**Description of the task:** In the data, extract each line that holds the string "mass".

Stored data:
============

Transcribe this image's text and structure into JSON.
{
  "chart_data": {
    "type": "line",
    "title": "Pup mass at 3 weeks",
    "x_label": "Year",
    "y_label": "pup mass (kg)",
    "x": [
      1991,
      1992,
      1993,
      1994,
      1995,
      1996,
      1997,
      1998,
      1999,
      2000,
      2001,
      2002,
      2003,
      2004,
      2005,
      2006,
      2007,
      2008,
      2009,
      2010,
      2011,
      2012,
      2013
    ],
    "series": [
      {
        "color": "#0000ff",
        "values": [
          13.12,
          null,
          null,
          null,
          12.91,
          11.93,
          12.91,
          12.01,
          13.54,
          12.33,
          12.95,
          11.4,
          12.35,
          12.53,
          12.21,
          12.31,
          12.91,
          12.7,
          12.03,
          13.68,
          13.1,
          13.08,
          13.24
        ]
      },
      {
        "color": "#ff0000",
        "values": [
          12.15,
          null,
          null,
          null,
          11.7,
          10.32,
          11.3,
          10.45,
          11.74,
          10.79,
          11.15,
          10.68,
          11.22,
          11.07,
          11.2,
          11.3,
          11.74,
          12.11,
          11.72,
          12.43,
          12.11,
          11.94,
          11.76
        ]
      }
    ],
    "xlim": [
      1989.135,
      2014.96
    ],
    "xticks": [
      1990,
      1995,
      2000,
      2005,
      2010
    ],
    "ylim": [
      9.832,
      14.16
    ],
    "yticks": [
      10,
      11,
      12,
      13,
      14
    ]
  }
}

============

**Correct answer:**
    "title": "Pup mass at 3 weeks",
    "y_label": "pup mass (kg)",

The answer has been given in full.